GIVEN PROBLEM: Extract the text of each entry below exactly, leaving every image behind.

MATERIALS PROVIDED:

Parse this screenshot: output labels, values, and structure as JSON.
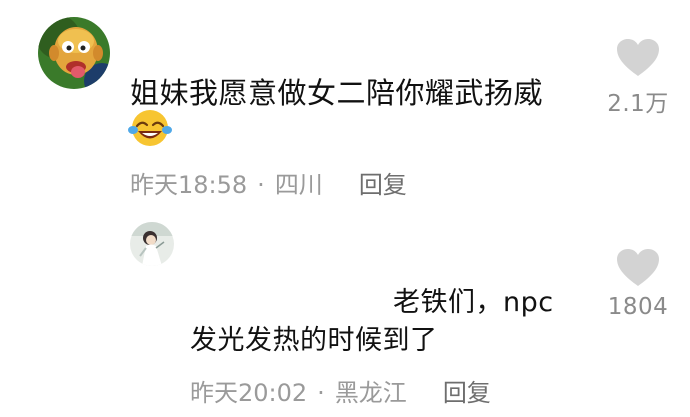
{
  "comments": [
    {
      "text": "姐妹我愿意做女二陪你耀武扬威",
      "emoji": "laughing-tears-emoji",
      "time": "昨天18:58",
      "separator": "·",
      "location": "四川",
      "reply_label": "回复",
      "like_count": "2.1万"
    },
    {
      "text_line1": "老铁们，npc",
      "text_line2": "发光发热的时候到了",
      "time": "昨天20:02",
      "separator": "·",
      "location": "黑龙江",
      "reply_label": "回复",
      "like_count": "1804"
    }
  ],
  "icons": {
    "like": "heart-icon",
    "avatar1": "cartoon-avatar",
    "avatar2": "user-avatar"
  },
  "colors": {
    "text": "#111111",
    "meta": "#9a9a9a",
    "heart": "#d3d3d3"
  }
}
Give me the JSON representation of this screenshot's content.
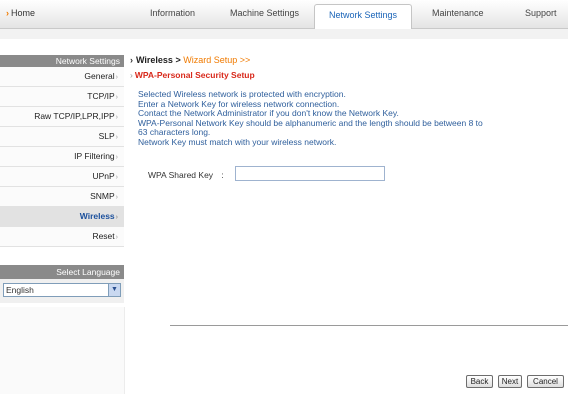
{
  "nav": {
    "home": "Home",
    "tabs": [
      {
        "label": "Information"
      },
      {
        "label": "Machine Settings"
      },
      {
        "label": "Network Settings"
      },
      {
        "label": "Maintenance"
      },
      {
        "label": "Support"
      }
    ],
    "active_tab": "Network Settings"
  },
  "sidebar": {
    "header": "Network Settings",
    "items": [
      {
        "label": "General"
      },
      {
        "label": "TCP/IP"
      },
      {
        "label": "Raw TCP/IP,LPR,IPP"
      },
      {
        "label": "SLP"
      },
      {
        "label": "IP Filtering"
      },
      {
        "label": "UPnP"
      },
      {
        "label": "SNMP"
      },
      {
        "label": "Wireless"
      },
      {
        "label": "Reset"
      }
    ],
    "active_item": "Wireless",
    "language_header": "Select Language",
    "language_value": "English"
  },
  "main": {
    "breadcrumb": {
      "section": "Wireless >",
      "wizard": "Wizard Setup >>"
    },
    "subtitle": "WPA-Personal Security Setup",
    "message_lines": [
      "Selected Wireless network is protected with encryption.",
      "Enter a Network Key for wireless network connection.",
      "Contact the Network Administrator if you don't know the Network Key.",
      "WPA-Personal Network Key should be alphanumeric and the length should be between 8 to",
      "63 characters long.",
      "Network Key must match with your wireless network."
    ],
    "field": {
      "label": "WPA Shared Key",
      "separator": ":",
      "value": ""
    }
  },
  "buttons": {
    "back": "Back",
    "next": "Next",
    "cancel": "Cancel"
  },
  "colors": {
    "accent_orange": "#f07a00",
    "title_red": "#d8281a",
    "text_blue": "#2f5f9c",
    "link_blue": "#1a4f9c"
  }
}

FINISHED TASK:
Parse this screenshot: output labels, values, and structure as JSON.
{
  "comments": [
    {
      "text": "姐妹我愿意做女二陪你耀武扬威",
      "emoji": "laughing-tears-emoji",
      "time": "昨天18:58",
      "separator": "·",
      "location": "四川",
      "reply_label": "回复",
      "like_count": "2.1万"
    },
    {
      "text_line1": "老铁们，npc",
      "text_line2": "发光发热的时候到了",
      "time": "昨天20:02",
      "separator": "·",
      "location": "黑龙江",
      "reply_label": "回复",
      "like_count": "1804"
    }
  ],
  "icons": {
    "like": "heart-icon",
    "avatar1": "cartoon-avatar",
    "avatar2": "user-avatar"
  },
  "colors": {
    "text": "#111111",
    "meta": "#9a9a9a",
    "heart": "#d3d3d3"
  }
}
Give me the JSON representation of this screenshot's content.
{
  "nav": {
    "home": "Home",
    "tabs": [
      {
        "label": "Information"
      },
      {
        "label": "Machine Settings"
      },
      {
        "label": "Network Settings"
      },
      {
        "label": "Maintenance"
      },
      {
        "label": "Support"
      }
    ],
    "active_tab": "Network Settings"
  },
  "sidebar": {
    "header": "Network Settings",
    "items": [
      {
        "label": "General"
      },
      {
        "label": "TCP/IP"
      },
      {
        "label": "Raw TCP/IP,LPR,IPP"
      },
      {
        "label": "SLP"
      },
      {
        "label": "IP Filtering"
      },
      {
        "label": "UPnP"
      },
      {
        "label": "SNMP"
      },
      {
        "label": "Wireless"
      },
      {
        "label": "Reset"
      }
    ],
    "active_item": "Wireless",
    "language_header": "Select Language",
    "language_value": "English"
  },
  "main": {
    "breadcrumb": {
      "section": "Wireless >",
      "wizard": "Wizard Setup >>"
    },
    "subtitle": "WPA-Personal Security Setup",
    "message_lines": [
      "Selected Wireless network is protected with encryption.",
      "Enter a Network Key for wireless network connection.",
      "Contact the Network Administrator if you don't know the Network Key.",
      "WPA-Personal Network Key should be alphanumeric and the length should be between 8 to",
      "63 characters long.",
      "Network Key must match with your wireless network."
    ],
    "field": {
      "label": "WPA Shared Key",
      "separator": ":",
      "value": ""
    }
  },
  "buttons": {
    "back": "Back",
    "next": "Next",
    "cancel": "Cancel"
  },
  "colors": {
    "accent_orange": "#f07a00",
    "title_red": "#d8281a",
    "text_blue": "#2f5f9c",
    "link_blue": "#1a4f9c"
  }
}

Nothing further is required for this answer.